Objective: Output nothing but the number of lines that include the word "Japanese".

[Stored items from a collection]

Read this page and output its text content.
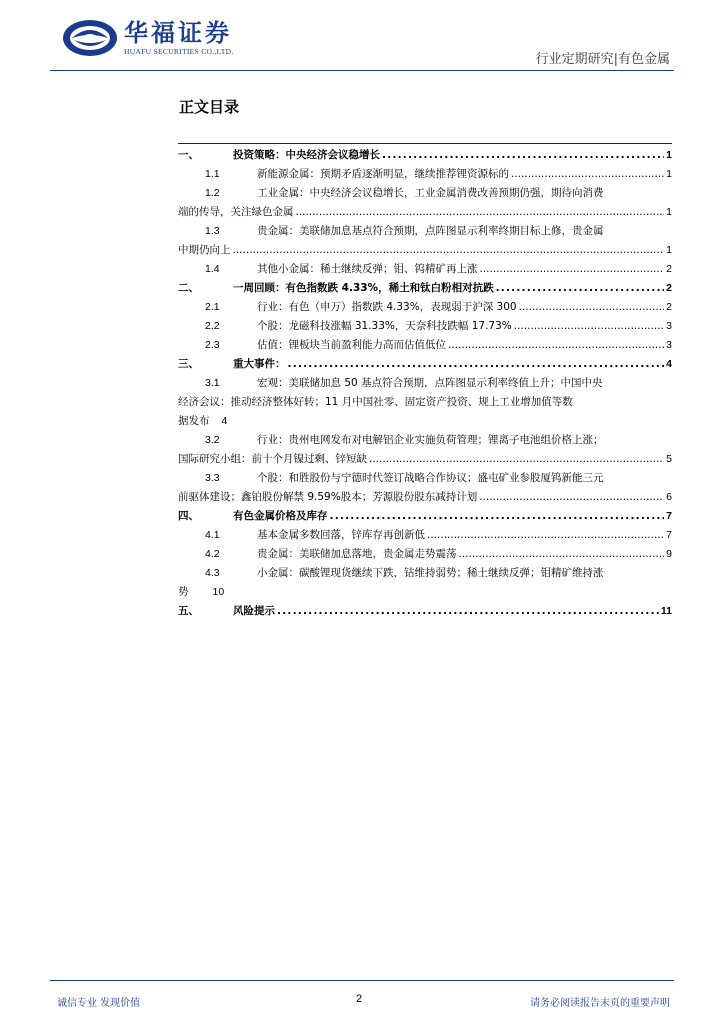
华福证券
HUAFU SECURITIES CO.,LTD.
行业定期研究|有色金属
正文目录
一、	投资策略：中央经济会议稳增长 .....	1
1.1	新能源金属：预期矛盾逐渐明显，继续推荐锂资源标的 .....	1
1.2	工业金属：中央经济会议稳增长，工业金属消费改善预期仍强，期待向消费
端的传导，关注绿色金属 .....	1
1.3	贵金属：美联储加息基点符合预期，点阵图显示利率终期目标上修，贵金属
中期仍向上 .....	1
1.4	其他小金属：稀土继续反弹；钼、钨精矿再上涨 .....	2
二、	一周回顾：有色指数跌 4.33%，稀土和钛白粉相对抗跌 .....	2
2.1	行业：有色（申万）指数跌 4.33%，表现弱于沪深 300 .....	2
2.2	个股：龙磁科技涨幅 31.33%，天奈科技跌幅 17.73% .....	3
2.3	估值：锂板块当前盈利能力高而估值低位 .....	3
三、	重大事件： .....	4
3.1	宏观：美联储加息 50 基点符合预期，点阵图显示利率终值上升；中国中央
经济会议：推动经济整体好转；11 月中国社零、固定资产投资、规上工业增加值等数
据发布 4
3.2	行业：贵州电网发布对电解铝企业实施负荷管理；锂离子电池组价格上涨；
国际研究小组：前十个月镍过剩、锌短缺 .....	5
3.3	个股：和胜股份与宁德时代签订战略合作协议；盛屯矿业参股厦钨新能三元
前驱体建设；鑫铂股份解禁 9.59%股本；芳源股份股东减持计划 .....	6
四、	有色金属价格及库存 .....	7
4.1	基本金属多数回落，锌库存再创新低 .....	7
4.2	贵金属：美联储加息落地，贵金属走势震荡 .....	9
4.3	小金属：碳酸锂现货继续下跌，钴维持弱势；稀土继续反弹；钼精矿维持涨
势 10
五、	风险提示 .....	11
诚信专业 发现价值	2	请务必阅读报告末页的重要声明
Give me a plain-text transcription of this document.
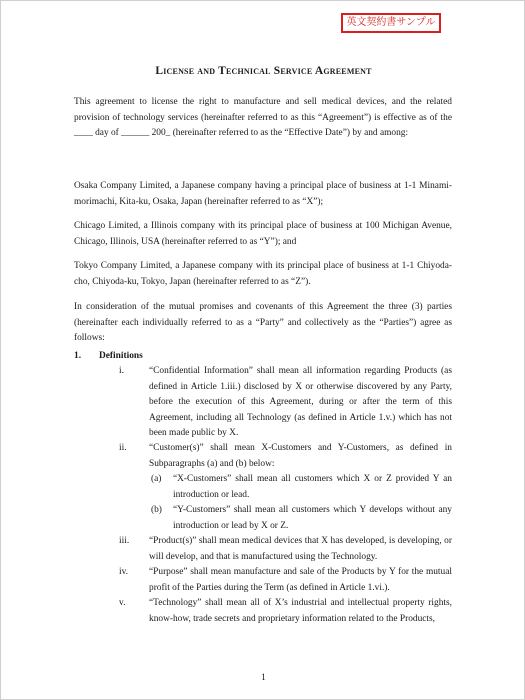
英文契約書サンプル
License and Technical Service Agreement
This agreement to license the right to manufacture and sell medical devices, and the related provision of technology services (hereinafter referred to as this “Agreement”) is effective as of the ____ day of ______ 200_ (hereinafter referred to as the “Effective Date”) by and among:
Osaka Company Limited, a Japanese company having a principal place of business at 1-1 Minami-morimachi, Kita-ku, Osaka, Japan (hereinafter referred to as “X”);
Chicago Limited, a Illinois company with its principal place of business at 100 Michigan Avenue, Chicago, Illinois, USA (hereinafter referred to as “Y”); and
Tokyo Company Limited, a Japanese company with its principal place of business at 1-1 Chiyoda-cho, Chiyoda-ku, Tokyo, Japan (hereinafter referred to as “Z”).
In consideration of the mutual promises and covenants of this Agreement the three (3) parties (hereinafter each individually referred to as a “Party” and collectively as the “Parties”) agree as follows:
1. Definitions
i.	“Confidential Information” shall mean all information regarding Products (as defined in Article 1.iii.) disclosed by X or otherwise discovered by any Party, before the execution of this Agreement, during or after the term of this Agreement, including all Technology (as defined in Article 1.v.) which has not been made public by X.
ii. “Customer(s)” shall mean X-Customers and Y-Customers, as defined in Subparagraphs (a) and (b) below:
(a) “X-Customers” shall mean all customers which X or Z provided Y an introduction or lead.
(b) “Y-Customers” shall mean all customers which Y develops without any introduction or lead by X or Z.
iii. “Product(s)” shall mean medical devices that X has developed, is developing, or will develop, and that is manufactured using the Technology.
iv. “Purpose” shall mean manufacture and sale of the Products by Y for the mutual profit of the Parties during the Term (as defined in Article 1.vi.).
v.	“Technology” shall mean all of X’s industrial and intellectual property rights, know-how, trade secrets and proprietary information related to the Products,
1
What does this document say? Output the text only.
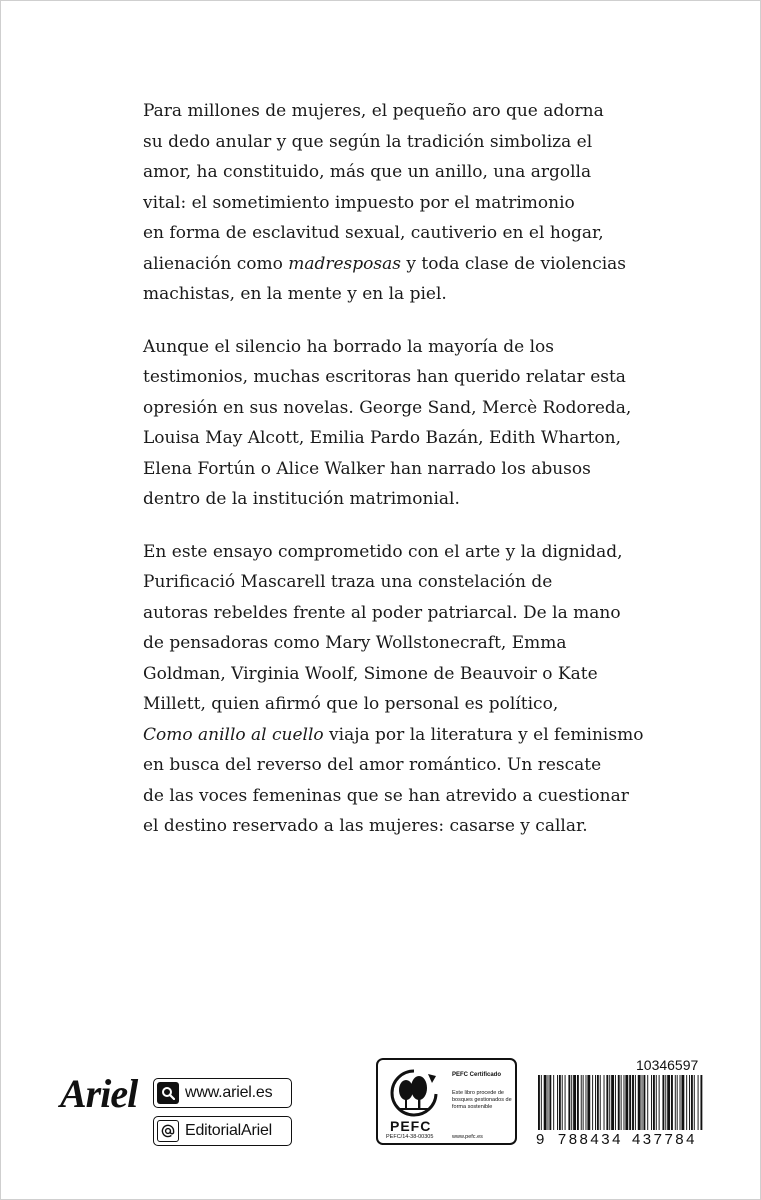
Para millones de mujeres, el pequeño aro que adorna
su dedo anular y que según la tradición simboliza el
amor, ha constituido, más que un anillo, una argolla
vital: el sometimiento impuesto por el matrimonio
en forma de esclavitud sexual, cautiverio en el hogar,
alienación como madresposas y toda clase de violencias
machistas, en la mente y en la piel.

Aunque el silencio ha borrado la mayoría de los
testimonios, muchas escritoras han querido relatar esta
opresión en sus novelas. George Sand, Mercè Rodoreda,
Louisa May Alcott, Emilia Pardo Bazán, Edith Wharton,
Elena Fortún o Alice Walker han narrado los abusos
dentro de la institución matrimonial.

En este ensayo comprometido con el arte y la dignidad,
Purificació Mascarell traza una constelación de
autoras rebeldes frente al poder patriarcal. De la mano
de pensadoras como Mary Wollstonecraft, Emma
Goldman, Virginia Woolf, Simone de Beauvoir o Kate
Millett, quien afirmó que lo personal es político,
Como anillo al cuello viaja por la literatura y el feminismo
en busca del reverso del amor romántico. Un rescate
de las voces femeninas que se han atrevido a cuestionar
el destino reservado a las mujeres: casarse y callar.

Ariel	www.ariel.es
EditorialAriel	PEFC
PEFC/14-38-00305
PEFC Certificado
Este libro procede de bosques gestionados de forma sostenible
www.pefc.es
10346597
9 788434 437784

Correct output: 2